**Instruction**: Extract the lines that hold the string "image".

**Dataset extract**:
--- start ---

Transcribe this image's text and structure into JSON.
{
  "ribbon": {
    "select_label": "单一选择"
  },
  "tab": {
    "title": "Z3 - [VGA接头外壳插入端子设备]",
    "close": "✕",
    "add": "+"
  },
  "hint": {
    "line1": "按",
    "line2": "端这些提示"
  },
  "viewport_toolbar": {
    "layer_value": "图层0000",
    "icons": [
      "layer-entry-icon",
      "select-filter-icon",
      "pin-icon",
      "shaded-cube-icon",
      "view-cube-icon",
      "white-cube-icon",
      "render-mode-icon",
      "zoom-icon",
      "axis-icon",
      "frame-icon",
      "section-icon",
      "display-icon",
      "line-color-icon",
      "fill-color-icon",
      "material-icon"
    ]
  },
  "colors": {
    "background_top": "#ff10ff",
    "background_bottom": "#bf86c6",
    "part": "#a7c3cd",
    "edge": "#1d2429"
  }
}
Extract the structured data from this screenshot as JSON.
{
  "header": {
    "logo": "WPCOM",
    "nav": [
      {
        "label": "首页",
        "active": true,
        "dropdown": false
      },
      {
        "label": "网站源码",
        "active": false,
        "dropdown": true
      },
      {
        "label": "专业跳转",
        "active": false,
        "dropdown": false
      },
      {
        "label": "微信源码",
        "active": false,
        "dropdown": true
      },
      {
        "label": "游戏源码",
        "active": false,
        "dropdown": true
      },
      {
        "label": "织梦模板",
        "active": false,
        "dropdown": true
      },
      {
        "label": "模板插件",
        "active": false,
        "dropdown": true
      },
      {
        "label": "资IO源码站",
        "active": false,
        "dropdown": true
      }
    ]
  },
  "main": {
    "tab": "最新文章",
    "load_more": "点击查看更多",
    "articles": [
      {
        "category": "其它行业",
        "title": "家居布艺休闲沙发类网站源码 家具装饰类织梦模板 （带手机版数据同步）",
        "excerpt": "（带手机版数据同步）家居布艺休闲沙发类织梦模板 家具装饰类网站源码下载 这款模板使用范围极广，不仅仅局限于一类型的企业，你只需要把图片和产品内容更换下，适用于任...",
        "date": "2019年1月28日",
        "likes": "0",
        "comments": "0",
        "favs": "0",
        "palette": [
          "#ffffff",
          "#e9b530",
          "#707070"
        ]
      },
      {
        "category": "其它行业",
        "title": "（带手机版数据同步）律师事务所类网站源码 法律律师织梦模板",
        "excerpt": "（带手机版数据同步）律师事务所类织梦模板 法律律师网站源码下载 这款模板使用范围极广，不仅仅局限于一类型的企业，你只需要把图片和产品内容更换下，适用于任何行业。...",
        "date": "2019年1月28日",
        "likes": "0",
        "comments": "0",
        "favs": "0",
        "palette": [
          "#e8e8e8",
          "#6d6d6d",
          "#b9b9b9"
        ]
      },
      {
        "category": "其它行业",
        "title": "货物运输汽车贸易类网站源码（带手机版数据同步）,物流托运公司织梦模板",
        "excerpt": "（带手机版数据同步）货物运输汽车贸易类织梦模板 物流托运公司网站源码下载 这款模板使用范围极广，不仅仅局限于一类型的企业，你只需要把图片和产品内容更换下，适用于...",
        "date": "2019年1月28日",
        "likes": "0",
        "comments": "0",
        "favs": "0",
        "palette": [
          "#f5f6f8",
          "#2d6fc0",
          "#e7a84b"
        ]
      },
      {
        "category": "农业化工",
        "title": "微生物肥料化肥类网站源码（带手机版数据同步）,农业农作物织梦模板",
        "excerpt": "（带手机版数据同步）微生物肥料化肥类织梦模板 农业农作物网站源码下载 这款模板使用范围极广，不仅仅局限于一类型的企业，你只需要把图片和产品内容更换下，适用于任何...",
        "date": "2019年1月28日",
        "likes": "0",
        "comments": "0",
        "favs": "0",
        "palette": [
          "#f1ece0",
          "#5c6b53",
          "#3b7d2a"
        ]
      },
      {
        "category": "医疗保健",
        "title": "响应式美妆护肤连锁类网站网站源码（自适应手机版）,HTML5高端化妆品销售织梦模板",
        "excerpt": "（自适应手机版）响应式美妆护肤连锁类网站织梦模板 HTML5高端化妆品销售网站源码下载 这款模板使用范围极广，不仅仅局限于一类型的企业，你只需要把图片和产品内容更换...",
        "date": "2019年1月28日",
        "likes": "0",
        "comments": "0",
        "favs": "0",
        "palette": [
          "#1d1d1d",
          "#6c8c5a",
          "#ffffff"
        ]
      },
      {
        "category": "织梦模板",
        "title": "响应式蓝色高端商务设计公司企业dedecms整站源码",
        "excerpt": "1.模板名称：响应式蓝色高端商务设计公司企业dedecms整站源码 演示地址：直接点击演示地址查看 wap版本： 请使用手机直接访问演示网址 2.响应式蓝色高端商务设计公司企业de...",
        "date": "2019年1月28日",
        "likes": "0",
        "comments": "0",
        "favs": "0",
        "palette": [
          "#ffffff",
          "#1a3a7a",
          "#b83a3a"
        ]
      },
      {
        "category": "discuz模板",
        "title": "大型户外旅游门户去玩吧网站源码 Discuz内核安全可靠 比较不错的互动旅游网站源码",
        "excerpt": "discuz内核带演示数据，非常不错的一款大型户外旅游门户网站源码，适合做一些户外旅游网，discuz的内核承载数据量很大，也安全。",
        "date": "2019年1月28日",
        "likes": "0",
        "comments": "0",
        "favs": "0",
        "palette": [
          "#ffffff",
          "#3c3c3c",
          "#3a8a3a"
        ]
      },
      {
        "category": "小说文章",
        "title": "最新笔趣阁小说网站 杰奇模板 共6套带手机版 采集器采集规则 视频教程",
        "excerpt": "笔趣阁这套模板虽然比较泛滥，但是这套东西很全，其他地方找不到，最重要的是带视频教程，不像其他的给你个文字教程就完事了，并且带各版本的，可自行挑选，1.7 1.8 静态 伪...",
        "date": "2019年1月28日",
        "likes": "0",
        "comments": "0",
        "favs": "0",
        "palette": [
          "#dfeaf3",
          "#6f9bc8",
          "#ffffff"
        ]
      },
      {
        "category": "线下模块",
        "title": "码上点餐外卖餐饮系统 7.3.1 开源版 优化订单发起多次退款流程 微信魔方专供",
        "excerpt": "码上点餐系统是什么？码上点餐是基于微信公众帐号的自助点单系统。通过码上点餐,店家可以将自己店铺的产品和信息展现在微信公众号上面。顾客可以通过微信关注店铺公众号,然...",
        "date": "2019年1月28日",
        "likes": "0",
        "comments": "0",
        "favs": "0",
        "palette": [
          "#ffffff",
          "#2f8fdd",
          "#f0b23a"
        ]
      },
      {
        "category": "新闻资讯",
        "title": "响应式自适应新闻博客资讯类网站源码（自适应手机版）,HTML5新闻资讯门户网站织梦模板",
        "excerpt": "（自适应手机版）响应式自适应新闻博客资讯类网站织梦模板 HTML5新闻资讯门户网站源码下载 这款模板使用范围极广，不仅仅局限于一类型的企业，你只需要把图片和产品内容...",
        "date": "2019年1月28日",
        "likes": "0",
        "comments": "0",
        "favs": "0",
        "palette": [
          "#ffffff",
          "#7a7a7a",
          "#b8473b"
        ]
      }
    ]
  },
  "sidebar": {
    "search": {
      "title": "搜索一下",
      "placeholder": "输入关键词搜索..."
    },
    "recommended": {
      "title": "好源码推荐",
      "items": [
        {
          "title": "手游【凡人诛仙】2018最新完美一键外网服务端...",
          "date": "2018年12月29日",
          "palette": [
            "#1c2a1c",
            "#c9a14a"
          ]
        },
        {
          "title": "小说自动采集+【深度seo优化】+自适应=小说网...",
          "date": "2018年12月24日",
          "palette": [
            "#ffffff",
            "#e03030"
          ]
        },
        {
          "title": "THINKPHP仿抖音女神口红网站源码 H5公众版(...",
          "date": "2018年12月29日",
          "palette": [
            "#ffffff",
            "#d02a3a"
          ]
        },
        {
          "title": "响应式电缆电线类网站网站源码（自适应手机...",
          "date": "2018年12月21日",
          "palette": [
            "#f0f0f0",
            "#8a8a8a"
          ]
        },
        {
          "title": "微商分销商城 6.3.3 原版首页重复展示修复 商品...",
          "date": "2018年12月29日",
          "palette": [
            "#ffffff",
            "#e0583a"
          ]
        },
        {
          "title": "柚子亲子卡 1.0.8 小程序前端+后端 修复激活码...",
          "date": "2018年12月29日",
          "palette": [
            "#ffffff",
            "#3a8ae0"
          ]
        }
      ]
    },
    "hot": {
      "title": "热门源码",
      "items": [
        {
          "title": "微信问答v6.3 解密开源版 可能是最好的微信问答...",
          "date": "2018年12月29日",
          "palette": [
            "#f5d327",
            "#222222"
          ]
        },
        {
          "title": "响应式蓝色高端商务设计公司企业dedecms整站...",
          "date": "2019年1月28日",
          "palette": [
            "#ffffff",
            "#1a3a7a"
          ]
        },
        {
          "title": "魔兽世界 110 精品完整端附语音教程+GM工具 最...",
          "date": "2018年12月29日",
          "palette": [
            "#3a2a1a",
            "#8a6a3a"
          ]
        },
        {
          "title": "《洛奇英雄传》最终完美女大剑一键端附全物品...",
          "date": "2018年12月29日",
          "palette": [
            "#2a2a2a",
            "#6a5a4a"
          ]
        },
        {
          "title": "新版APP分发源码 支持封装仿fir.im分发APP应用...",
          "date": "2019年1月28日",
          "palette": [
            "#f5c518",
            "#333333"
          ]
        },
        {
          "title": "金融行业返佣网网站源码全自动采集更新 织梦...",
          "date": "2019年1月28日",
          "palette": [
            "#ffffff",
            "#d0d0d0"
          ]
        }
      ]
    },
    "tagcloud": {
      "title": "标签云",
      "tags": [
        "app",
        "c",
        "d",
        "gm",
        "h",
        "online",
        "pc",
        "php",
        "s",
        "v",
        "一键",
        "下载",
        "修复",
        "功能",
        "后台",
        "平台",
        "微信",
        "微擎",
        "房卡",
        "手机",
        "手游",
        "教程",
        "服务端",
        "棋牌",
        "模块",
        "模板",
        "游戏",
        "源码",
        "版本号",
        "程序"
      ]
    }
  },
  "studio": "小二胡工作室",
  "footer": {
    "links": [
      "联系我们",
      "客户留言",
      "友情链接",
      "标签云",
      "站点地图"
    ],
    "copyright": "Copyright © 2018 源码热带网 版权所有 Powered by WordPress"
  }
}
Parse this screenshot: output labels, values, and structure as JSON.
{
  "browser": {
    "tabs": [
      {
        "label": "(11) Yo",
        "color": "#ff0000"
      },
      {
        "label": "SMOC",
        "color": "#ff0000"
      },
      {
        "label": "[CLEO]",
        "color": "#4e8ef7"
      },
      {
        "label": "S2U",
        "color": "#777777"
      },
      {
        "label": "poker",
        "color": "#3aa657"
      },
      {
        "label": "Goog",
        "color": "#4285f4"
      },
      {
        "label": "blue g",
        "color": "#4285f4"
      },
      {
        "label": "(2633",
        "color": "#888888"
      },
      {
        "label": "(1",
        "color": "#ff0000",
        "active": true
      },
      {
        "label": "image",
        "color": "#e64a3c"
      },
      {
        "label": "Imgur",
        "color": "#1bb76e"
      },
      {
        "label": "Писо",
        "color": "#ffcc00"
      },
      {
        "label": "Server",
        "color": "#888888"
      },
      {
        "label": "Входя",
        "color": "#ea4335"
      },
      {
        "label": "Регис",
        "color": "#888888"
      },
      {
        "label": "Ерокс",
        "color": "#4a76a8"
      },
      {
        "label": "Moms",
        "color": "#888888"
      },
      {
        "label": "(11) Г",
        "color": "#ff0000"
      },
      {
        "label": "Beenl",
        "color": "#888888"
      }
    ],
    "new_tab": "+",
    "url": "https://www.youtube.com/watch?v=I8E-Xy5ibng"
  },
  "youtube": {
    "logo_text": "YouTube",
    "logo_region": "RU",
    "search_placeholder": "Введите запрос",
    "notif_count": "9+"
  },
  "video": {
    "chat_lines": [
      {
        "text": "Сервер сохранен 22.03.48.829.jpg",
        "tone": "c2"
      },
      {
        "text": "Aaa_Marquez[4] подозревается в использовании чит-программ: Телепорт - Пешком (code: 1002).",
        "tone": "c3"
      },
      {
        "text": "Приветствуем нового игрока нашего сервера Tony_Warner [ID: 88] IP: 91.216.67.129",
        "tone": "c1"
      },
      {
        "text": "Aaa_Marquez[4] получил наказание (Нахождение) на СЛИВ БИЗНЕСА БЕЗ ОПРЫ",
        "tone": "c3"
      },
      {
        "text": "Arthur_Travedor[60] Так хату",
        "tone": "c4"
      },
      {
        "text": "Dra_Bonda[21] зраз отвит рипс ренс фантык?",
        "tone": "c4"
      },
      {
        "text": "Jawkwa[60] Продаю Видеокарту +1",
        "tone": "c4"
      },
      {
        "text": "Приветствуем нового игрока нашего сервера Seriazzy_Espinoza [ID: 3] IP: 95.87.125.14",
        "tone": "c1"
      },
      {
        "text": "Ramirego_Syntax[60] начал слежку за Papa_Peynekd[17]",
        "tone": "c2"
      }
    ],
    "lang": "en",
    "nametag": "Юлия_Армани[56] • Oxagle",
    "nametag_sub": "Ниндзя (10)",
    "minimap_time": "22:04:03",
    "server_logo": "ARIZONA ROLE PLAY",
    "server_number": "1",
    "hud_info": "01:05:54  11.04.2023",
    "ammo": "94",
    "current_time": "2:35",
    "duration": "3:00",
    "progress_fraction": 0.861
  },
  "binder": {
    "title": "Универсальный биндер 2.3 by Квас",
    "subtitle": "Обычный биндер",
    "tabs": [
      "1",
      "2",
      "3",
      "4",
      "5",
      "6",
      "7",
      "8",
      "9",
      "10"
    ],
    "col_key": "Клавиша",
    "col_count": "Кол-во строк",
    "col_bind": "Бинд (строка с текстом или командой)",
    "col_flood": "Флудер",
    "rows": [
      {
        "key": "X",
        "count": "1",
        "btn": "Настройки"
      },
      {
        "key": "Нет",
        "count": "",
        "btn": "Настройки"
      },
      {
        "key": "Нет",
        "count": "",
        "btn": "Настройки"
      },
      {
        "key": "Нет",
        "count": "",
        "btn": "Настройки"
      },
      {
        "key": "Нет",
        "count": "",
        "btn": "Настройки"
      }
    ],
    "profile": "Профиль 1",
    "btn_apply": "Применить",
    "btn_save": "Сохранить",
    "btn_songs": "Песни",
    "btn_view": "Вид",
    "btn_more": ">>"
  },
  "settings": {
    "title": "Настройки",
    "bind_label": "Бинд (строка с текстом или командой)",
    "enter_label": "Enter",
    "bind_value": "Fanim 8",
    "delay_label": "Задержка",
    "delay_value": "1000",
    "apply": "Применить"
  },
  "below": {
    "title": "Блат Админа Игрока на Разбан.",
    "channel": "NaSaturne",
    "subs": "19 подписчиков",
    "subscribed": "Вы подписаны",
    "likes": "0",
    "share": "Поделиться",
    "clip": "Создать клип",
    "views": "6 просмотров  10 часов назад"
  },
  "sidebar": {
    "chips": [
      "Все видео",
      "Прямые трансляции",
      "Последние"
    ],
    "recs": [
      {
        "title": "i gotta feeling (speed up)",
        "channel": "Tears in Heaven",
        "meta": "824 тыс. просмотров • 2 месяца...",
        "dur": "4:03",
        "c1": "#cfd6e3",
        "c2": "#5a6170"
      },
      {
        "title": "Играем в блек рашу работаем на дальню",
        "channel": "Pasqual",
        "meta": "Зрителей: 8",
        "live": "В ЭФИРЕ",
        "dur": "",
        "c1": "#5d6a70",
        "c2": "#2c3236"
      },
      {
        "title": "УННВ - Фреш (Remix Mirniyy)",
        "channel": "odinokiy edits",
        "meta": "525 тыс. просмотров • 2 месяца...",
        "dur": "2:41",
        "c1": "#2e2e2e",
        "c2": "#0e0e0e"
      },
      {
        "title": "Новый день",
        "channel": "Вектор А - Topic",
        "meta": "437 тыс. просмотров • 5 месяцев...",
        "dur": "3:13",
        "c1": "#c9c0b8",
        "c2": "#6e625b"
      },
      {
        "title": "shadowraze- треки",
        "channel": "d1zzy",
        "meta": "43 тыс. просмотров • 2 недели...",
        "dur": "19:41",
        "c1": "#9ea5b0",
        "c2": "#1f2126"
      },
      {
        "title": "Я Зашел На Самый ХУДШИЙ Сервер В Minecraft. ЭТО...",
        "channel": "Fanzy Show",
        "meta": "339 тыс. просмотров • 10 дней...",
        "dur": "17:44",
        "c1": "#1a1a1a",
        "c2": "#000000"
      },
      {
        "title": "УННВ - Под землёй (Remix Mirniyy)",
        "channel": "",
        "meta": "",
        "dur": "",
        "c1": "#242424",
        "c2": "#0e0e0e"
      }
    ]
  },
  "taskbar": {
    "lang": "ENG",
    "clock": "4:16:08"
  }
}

--- end ---

**Problem solution**:
Transcribe this image's text and structure into JSON.
        "label": "image",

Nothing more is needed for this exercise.